▶ **What is required**
Return every line of the data below that includes the string "местности".
* BEGIN Data for this task *
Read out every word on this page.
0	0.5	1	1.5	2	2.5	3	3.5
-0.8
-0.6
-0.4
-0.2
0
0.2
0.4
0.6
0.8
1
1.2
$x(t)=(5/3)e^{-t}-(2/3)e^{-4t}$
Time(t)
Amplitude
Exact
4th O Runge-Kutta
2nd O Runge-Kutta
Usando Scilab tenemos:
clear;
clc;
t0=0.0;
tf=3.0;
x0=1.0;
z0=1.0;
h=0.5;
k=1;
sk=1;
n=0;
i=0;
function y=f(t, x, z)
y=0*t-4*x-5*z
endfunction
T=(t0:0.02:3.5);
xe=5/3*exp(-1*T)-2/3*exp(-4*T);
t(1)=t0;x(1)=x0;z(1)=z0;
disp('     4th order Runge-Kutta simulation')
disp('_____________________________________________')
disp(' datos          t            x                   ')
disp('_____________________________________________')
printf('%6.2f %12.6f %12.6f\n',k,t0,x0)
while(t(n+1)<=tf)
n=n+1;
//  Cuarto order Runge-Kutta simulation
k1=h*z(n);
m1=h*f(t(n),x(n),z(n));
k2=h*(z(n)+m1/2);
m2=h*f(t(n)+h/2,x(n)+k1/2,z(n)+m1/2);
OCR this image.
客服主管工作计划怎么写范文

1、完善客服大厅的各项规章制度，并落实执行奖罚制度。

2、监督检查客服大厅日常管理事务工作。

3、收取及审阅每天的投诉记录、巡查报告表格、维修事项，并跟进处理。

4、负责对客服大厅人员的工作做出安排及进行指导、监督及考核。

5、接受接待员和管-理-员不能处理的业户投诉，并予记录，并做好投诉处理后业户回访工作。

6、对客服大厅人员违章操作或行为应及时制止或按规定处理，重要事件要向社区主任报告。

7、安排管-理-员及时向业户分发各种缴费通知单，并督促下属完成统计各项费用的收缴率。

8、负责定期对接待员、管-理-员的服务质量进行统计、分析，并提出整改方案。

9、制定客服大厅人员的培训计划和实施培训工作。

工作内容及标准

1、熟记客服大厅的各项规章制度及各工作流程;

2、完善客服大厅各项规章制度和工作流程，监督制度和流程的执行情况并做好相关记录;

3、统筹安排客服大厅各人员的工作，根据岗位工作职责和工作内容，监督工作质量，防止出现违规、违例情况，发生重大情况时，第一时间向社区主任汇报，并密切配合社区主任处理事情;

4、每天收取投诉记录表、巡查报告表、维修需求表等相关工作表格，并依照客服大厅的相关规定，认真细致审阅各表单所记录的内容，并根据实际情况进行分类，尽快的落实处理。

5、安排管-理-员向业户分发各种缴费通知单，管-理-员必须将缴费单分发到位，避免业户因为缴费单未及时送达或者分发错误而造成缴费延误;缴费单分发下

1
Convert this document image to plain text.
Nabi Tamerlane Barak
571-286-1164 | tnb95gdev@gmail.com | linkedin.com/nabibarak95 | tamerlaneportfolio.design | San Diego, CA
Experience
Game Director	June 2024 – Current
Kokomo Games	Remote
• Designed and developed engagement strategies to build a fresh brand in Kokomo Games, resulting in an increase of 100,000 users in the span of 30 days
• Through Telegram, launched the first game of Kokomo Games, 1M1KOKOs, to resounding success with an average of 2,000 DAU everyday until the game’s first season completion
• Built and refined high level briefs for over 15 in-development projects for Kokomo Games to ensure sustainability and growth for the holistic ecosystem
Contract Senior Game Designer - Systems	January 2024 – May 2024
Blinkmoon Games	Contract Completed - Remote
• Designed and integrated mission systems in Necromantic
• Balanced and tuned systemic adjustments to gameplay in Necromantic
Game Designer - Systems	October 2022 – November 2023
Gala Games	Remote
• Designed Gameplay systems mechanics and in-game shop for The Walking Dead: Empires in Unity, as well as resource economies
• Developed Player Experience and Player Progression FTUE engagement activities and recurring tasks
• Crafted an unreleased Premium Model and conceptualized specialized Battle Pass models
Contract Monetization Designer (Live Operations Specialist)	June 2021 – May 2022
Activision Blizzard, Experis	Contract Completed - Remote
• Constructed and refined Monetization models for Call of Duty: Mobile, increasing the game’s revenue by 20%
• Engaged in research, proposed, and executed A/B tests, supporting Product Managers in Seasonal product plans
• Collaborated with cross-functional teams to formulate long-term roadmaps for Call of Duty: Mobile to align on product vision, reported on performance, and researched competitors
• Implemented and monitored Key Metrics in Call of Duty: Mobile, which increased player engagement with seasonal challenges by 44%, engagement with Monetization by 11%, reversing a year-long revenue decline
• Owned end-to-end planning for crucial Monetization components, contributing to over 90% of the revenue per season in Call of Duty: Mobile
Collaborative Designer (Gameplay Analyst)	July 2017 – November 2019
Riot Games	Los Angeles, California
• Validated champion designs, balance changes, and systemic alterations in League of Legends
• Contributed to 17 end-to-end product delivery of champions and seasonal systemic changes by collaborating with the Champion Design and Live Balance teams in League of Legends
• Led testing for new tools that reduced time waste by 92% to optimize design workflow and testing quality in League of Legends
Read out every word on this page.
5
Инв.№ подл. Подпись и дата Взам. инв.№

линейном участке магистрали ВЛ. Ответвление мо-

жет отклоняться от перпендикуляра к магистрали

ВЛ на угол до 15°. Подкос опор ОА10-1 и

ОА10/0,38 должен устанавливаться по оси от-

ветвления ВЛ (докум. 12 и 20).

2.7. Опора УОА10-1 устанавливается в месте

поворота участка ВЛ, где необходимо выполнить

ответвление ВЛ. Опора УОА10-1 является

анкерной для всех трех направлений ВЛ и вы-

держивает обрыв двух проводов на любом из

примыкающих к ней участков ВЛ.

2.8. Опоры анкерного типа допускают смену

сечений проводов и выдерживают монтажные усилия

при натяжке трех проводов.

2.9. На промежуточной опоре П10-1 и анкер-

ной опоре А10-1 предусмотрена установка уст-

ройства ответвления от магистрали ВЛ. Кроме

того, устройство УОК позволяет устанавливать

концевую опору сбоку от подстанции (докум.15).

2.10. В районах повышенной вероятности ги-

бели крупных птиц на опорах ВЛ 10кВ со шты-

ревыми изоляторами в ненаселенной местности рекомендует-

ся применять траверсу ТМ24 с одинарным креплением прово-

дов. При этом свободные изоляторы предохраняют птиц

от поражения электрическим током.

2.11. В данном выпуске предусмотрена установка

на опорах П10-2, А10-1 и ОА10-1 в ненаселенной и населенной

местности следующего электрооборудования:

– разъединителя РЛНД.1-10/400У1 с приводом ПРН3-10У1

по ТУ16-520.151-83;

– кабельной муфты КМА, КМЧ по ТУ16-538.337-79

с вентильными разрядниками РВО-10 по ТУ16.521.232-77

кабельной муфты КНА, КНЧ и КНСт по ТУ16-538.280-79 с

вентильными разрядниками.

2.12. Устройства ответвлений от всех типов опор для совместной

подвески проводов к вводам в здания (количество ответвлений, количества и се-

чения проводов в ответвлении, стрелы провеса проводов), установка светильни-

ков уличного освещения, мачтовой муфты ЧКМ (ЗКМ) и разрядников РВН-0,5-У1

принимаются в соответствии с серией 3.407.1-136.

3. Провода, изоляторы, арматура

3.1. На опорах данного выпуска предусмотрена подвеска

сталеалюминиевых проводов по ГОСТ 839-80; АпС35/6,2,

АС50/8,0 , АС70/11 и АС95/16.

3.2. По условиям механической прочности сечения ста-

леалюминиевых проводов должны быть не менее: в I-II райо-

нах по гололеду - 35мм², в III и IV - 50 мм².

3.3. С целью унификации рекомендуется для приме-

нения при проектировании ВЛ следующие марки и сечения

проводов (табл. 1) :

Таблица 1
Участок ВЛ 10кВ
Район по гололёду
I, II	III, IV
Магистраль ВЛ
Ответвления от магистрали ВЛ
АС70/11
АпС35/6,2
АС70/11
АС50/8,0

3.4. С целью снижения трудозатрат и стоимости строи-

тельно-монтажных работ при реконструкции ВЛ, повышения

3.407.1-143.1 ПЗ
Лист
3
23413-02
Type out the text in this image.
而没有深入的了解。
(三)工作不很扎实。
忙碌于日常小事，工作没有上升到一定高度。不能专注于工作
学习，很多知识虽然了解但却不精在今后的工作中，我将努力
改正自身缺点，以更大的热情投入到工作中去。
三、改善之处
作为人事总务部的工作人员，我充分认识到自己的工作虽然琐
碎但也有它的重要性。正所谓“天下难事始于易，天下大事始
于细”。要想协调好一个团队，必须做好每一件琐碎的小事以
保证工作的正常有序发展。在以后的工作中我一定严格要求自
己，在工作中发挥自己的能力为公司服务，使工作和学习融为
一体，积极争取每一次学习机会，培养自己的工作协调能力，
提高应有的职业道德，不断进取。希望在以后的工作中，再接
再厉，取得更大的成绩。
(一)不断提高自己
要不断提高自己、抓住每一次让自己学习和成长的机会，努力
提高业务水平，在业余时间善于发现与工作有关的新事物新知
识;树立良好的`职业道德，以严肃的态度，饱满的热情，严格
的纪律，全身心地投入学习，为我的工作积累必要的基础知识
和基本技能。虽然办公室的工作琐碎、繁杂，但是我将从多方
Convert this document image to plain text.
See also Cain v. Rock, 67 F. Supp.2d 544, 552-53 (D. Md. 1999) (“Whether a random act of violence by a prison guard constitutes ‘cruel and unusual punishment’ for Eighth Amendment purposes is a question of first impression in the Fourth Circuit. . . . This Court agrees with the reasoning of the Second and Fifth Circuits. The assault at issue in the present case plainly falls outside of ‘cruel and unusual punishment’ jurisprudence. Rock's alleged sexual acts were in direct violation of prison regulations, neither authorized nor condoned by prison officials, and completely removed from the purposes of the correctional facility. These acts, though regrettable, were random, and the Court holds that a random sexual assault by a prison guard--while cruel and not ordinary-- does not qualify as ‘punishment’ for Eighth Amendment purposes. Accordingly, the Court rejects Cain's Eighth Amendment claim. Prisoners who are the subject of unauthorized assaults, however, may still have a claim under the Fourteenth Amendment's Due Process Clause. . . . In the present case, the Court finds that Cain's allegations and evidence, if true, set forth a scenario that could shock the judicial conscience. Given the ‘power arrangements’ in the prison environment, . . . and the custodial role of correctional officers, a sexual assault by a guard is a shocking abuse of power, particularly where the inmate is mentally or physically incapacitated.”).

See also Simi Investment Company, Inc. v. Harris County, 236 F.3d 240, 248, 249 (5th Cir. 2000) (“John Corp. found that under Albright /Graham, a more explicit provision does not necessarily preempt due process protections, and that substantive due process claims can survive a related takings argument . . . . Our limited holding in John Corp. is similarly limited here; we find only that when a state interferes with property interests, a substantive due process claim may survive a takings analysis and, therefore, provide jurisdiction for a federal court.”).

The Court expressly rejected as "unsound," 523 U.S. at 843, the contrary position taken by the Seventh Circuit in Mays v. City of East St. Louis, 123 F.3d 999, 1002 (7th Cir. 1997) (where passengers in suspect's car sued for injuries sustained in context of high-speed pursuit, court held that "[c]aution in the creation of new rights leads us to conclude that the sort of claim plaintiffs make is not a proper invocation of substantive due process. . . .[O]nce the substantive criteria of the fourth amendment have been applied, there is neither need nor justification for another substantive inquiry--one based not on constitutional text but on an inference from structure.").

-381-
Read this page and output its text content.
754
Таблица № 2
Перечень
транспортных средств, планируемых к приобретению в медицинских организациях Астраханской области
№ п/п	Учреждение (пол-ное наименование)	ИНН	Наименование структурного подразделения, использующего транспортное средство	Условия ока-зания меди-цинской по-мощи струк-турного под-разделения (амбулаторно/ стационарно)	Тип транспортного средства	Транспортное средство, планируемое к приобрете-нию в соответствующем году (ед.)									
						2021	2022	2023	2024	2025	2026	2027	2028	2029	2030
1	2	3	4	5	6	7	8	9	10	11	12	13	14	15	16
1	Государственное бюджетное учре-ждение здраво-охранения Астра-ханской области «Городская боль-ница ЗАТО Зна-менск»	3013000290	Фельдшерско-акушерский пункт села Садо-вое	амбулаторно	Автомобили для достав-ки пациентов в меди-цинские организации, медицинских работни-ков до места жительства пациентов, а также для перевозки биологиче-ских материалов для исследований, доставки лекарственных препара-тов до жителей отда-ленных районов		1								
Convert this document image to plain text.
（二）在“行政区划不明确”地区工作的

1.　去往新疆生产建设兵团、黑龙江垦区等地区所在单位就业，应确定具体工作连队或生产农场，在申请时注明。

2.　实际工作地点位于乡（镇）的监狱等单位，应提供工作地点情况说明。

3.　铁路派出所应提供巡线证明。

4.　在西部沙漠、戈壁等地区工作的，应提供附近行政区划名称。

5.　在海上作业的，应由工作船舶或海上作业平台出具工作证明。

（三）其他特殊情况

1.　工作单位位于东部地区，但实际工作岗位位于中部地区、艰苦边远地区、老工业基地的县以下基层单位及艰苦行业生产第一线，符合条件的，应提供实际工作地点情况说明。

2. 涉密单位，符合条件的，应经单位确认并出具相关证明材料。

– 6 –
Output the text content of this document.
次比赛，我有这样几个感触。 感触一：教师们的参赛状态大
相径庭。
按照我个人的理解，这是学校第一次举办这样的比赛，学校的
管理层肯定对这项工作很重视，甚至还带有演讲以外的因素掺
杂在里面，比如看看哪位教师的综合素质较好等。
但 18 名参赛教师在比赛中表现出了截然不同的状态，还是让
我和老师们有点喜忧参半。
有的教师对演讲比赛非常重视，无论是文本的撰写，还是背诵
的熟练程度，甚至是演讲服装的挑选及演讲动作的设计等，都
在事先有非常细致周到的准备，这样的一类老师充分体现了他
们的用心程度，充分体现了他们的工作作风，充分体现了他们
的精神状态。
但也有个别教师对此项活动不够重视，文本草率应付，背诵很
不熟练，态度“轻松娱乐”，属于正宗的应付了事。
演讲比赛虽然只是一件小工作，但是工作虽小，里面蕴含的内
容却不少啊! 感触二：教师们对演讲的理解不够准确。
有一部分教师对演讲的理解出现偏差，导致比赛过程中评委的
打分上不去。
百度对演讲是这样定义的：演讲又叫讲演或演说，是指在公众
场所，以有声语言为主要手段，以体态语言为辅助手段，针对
* END Data for this task *
▶ **Written solution**
ревыми изоляторами в ненаселенной местности рекомендует-
местности следующего электрооборудования:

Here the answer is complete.